### What needs to be done
Print out every record exactly as it appears.

### Records supplied
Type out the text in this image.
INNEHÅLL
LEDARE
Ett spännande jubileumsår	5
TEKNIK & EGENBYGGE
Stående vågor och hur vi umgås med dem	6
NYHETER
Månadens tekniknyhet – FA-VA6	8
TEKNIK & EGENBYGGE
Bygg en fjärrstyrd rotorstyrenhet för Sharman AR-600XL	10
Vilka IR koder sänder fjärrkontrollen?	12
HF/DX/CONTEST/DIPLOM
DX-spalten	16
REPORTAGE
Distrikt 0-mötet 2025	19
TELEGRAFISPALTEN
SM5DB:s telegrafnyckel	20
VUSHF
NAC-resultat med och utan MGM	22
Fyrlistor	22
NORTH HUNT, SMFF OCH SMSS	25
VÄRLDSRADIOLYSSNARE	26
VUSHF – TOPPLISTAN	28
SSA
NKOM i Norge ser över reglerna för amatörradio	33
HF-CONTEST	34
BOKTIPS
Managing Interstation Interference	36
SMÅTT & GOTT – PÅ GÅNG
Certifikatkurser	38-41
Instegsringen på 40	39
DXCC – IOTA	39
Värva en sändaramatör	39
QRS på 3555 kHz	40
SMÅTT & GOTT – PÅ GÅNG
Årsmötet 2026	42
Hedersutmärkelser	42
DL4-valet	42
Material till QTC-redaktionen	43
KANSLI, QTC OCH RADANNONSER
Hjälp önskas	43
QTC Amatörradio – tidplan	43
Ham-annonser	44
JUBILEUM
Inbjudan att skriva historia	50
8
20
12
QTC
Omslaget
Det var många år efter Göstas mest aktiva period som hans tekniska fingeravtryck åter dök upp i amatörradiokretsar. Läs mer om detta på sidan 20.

### Solution for this exercise
Type out the text in this image.
INNEHÅLL
LEDARE
Ett spännande jubileumsår	5
TEKNIK & EGENBYGGE
Stående vågor och hur vi umgås med dem	6
NYHETER
Månadens tekniknyhet – FA-VA6	8
TEKNIK & EGENBYGGE
Bygg en fjärrstyrd rotorstyrenhet för Sharman AR-600XL	10
Vilka IR koder sänder fjärrkontrollen?	12
HF/DX/CONTEST/DIPLOM
DX-spalten	16
REPORTAGE
Distrikt 0-mötet 2025	19
TELEGRAFISPALTEN
SM5DB:s telegrafnyckel	20
VUSHF
NAC-resultat med och utan MGM	22
Fyrlistor	22
NORTH HUNT, SMFF OCH SMSS	25
VÄRLDSRADIOLYSSNARE	26
VUSHF – TOPPLISTAN	28
SSA
NKOM i Norge ser över reglerna för amatörradio	33
HF-CONTEST	34
BOKTIPS
Managing Interstation Interference	36
SMÅTT & GOTT – PÅ GÅNG
Certifikatkurser	38-41
Instegsringen på 40	39
DXCC – IOTA	39
Värva en sändaramatör	39
QRS på 3555 kHz	40
SMÅTT & GOTT – PÅ GÅNG
Årsmötet 2026	42
Hedersutmärkelser	42
DL4-valet	42
Material till QTC-redaktionen	43
KANSLI, QTC OCH RADANNONSER
Hjälp önskas	43
QTC Amatörradio – tidplan	43
Ham-annonser	44
JUBILEUM
Inbjudan att skriva historia	50
8
20
12
QTC
Omslaget
Det var många år efter Göstas mest aktiva period som hans tekniska fingeravtryck åter dök upp i amatörradiokretsar. Läs mer om detta på sidan 20.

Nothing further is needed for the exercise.